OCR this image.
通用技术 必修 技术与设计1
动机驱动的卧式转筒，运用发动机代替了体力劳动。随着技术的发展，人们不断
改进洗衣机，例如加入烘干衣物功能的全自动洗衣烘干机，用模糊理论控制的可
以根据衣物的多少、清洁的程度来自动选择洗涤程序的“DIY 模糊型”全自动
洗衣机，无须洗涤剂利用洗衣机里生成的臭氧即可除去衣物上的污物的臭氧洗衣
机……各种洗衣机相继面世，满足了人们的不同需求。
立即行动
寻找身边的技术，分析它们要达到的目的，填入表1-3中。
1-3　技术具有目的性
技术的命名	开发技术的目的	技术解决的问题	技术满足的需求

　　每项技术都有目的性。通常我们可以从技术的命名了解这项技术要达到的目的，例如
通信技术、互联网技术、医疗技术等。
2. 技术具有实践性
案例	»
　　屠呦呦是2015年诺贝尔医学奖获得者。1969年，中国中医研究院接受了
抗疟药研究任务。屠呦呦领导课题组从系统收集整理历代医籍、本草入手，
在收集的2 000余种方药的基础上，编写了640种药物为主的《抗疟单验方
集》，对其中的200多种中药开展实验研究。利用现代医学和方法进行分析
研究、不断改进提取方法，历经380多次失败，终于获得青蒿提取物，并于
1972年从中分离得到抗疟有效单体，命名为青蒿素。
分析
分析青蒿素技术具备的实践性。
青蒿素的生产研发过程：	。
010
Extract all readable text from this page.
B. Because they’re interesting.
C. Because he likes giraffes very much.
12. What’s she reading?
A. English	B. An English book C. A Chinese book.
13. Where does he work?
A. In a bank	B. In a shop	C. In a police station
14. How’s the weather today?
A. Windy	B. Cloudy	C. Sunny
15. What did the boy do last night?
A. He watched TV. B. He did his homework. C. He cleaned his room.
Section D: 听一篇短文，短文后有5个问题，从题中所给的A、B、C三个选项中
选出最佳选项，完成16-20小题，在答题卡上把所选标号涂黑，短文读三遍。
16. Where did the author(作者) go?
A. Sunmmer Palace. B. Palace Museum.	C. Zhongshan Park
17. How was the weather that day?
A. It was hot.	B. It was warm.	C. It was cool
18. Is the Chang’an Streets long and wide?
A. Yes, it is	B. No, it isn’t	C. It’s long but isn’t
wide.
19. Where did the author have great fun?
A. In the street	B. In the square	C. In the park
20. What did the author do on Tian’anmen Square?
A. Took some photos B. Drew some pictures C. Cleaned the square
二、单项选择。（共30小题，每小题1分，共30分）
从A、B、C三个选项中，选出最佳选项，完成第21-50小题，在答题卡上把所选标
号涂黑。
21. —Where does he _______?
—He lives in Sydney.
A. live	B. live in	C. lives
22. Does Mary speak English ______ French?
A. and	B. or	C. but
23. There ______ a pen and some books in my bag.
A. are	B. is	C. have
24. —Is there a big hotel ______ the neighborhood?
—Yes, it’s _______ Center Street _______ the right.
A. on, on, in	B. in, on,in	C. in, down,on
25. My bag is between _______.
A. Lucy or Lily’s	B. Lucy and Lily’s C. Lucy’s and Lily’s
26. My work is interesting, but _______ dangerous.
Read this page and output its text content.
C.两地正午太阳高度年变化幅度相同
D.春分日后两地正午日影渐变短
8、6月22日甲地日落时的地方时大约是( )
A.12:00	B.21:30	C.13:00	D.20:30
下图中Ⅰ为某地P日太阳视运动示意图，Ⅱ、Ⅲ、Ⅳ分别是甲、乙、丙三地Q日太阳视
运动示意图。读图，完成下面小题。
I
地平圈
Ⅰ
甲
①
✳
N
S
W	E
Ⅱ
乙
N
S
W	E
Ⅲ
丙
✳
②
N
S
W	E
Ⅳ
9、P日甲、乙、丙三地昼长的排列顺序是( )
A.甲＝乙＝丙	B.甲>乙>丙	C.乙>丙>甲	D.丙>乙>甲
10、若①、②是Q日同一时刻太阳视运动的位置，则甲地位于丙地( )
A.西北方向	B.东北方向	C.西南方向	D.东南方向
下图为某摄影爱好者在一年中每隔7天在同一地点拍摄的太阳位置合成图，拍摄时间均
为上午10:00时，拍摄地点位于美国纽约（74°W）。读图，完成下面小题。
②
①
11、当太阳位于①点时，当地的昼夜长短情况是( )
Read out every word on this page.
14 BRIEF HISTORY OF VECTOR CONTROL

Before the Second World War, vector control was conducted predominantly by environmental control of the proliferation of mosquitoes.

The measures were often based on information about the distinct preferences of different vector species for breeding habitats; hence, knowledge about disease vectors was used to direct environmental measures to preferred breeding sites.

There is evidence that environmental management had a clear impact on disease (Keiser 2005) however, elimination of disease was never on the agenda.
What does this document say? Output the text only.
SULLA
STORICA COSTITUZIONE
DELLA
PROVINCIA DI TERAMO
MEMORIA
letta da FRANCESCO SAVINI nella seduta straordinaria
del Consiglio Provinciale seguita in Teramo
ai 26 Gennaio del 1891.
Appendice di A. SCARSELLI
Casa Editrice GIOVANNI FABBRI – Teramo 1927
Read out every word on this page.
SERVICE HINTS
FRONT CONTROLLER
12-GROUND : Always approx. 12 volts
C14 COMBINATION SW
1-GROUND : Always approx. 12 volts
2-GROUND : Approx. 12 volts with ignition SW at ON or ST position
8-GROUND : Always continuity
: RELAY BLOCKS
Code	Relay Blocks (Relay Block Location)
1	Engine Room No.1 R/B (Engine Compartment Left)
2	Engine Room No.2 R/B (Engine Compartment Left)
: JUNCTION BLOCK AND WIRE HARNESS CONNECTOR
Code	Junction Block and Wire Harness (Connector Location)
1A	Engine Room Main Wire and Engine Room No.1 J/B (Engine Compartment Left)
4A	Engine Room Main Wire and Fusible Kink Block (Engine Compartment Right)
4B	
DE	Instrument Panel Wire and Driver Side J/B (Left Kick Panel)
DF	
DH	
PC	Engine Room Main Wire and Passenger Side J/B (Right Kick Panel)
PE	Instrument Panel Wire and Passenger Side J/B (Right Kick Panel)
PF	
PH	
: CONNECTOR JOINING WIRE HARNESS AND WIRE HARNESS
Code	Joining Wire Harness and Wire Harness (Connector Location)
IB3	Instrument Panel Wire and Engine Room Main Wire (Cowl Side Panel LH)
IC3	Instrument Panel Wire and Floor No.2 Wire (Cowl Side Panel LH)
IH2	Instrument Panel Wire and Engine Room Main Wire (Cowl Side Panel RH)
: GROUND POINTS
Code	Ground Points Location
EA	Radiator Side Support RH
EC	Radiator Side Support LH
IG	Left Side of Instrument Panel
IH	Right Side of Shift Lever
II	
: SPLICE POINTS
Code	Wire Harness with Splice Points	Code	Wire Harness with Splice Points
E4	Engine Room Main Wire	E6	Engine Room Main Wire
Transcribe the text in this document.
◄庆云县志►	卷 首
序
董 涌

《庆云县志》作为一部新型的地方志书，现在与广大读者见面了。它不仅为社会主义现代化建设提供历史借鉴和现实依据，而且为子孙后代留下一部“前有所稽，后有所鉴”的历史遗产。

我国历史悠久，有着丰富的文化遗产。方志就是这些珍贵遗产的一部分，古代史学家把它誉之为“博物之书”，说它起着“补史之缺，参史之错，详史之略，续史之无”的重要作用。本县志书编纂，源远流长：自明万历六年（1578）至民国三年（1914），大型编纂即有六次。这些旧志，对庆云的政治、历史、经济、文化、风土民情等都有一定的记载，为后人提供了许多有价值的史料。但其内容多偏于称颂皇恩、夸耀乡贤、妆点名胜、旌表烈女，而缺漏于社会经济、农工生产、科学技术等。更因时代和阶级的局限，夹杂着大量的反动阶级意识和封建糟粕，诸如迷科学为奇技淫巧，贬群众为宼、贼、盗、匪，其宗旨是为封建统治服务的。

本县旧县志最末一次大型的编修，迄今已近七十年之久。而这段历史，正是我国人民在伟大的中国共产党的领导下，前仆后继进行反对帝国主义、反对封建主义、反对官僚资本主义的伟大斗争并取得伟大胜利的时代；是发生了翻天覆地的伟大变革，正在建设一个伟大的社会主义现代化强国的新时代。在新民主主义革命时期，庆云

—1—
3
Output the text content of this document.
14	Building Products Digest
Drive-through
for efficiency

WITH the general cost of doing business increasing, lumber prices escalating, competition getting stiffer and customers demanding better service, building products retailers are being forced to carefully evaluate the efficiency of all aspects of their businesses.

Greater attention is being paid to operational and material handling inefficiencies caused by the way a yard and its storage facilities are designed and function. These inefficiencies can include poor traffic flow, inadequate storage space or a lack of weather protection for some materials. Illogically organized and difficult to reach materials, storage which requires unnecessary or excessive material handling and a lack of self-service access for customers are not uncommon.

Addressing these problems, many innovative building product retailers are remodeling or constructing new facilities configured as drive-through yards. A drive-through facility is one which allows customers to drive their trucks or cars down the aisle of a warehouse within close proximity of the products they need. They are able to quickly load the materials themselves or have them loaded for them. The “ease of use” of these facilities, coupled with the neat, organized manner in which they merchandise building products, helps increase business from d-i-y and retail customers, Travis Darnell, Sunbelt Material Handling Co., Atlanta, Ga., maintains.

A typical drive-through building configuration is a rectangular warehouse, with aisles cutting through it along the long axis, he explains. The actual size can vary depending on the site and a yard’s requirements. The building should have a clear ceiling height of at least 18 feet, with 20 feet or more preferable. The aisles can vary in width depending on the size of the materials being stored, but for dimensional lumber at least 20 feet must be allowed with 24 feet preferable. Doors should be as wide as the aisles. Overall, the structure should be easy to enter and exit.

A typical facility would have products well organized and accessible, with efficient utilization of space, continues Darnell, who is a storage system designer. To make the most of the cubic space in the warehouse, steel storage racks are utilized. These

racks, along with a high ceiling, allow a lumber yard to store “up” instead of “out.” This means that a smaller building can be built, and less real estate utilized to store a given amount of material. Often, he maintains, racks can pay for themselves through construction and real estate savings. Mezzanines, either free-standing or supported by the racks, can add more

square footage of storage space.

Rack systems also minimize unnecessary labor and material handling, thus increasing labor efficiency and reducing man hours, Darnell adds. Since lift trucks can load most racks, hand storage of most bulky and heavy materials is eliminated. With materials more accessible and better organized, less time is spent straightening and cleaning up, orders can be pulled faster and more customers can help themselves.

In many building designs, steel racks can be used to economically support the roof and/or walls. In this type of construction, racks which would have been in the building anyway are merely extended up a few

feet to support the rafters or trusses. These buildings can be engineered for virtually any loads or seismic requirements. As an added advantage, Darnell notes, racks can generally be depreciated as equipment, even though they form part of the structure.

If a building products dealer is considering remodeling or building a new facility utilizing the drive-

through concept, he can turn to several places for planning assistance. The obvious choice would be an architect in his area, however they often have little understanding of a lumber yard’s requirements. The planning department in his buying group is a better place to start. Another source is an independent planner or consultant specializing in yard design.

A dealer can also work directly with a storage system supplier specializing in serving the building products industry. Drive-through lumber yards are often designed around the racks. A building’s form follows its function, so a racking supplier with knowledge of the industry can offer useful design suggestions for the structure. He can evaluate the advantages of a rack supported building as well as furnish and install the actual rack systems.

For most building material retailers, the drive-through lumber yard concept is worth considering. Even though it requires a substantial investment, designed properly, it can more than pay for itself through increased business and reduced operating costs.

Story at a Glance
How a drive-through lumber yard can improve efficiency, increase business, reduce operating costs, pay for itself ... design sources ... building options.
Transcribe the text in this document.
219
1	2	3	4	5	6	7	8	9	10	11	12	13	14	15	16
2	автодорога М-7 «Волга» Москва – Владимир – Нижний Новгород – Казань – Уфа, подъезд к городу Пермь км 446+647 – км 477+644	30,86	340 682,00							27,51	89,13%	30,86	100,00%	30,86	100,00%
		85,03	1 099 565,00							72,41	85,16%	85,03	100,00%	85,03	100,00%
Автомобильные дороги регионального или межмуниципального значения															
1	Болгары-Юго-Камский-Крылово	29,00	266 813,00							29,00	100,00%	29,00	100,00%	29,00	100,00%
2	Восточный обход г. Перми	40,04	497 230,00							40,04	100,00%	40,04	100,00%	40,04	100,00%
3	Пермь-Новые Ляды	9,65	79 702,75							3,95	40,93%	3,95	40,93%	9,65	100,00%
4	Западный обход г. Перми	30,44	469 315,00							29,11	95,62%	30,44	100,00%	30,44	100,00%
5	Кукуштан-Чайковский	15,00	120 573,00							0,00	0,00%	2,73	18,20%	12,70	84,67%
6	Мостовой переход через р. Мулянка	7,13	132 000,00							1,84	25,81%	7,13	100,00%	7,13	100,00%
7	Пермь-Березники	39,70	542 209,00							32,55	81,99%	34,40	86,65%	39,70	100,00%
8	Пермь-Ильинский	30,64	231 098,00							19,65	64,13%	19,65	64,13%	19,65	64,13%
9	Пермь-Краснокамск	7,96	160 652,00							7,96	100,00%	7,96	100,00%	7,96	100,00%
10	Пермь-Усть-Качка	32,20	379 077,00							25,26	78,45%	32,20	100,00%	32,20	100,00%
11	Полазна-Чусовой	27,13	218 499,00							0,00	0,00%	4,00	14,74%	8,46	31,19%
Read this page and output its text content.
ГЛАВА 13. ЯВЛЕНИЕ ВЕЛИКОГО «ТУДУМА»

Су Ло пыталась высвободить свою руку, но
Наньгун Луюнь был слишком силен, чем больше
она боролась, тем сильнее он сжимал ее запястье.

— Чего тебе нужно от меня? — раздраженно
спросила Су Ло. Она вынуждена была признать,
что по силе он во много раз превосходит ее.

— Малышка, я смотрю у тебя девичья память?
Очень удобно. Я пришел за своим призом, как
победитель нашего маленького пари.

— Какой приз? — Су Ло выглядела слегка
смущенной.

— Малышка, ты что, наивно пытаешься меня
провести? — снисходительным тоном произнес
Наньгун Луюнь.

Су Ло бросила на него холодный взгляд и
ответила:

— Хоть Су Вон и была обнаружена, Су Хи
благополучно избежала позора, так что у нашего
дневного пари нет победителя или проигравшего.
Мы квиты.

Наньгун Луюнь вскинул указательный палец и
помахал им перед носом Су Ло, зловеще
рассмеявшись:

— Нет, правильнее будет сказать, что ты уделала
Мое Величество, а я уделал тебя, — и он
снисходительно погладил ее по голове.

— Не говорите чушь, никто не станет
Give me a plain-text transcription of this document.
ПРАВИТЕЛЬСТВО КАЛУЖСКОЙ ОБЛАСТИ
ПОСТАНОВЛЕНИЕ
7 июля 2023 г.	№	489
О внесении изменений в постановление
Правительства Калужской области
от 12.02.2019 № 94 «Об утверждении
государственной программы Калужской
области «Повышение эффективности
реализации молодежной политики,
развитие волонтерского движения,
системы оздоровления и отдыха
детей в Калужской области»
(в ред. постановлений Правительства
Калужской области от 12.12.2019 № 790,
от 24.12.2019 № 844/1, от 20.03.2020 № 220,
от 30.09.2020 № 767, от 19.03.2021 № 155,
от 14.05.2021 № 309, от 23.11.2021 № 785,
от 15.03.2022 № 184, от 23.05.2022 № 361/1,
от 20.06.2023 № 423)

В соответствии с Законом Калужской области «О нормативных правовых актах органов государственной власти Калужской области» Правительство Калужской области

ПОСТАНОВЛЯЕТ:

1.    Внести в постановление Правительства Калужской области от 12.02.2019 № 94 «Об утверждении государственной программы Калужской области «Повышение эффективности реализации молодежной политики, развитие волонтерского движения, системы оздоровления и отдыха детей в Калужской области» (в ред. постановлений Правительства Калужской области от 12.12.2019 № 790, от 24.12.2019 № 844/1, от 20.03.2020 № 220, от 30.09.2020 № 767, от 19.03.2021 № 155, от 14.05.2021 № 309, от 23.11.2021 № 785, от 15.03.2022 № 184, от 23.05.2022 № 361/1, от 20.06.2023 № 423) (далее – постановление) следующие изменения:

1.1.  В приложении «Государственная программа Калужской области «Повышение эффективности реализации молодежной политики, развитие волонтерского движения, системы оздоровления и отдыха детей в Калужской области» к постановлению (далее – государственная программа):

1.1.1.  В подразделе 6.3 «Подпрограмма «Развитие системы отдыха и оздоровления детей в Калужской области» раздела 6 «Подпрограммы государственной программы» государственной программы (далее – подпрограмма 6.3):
--------
Exercise aim:
Find each line that has the word "environmental", then copy it out.

Written answer:
Before the Second World War, vector control was conducted predominantly by environmental control of the proliferation of mosquitoes.
The measures were often based on information about the distinct preferences of different vector species for breeding habitats; hence, knowledge about disease vectors was used to direct environmental measures to preferred breeding sites.
There is evidence that environmental management had a clear impact on disease (Keiser 2005) however, elimination of disease was never on the agenda.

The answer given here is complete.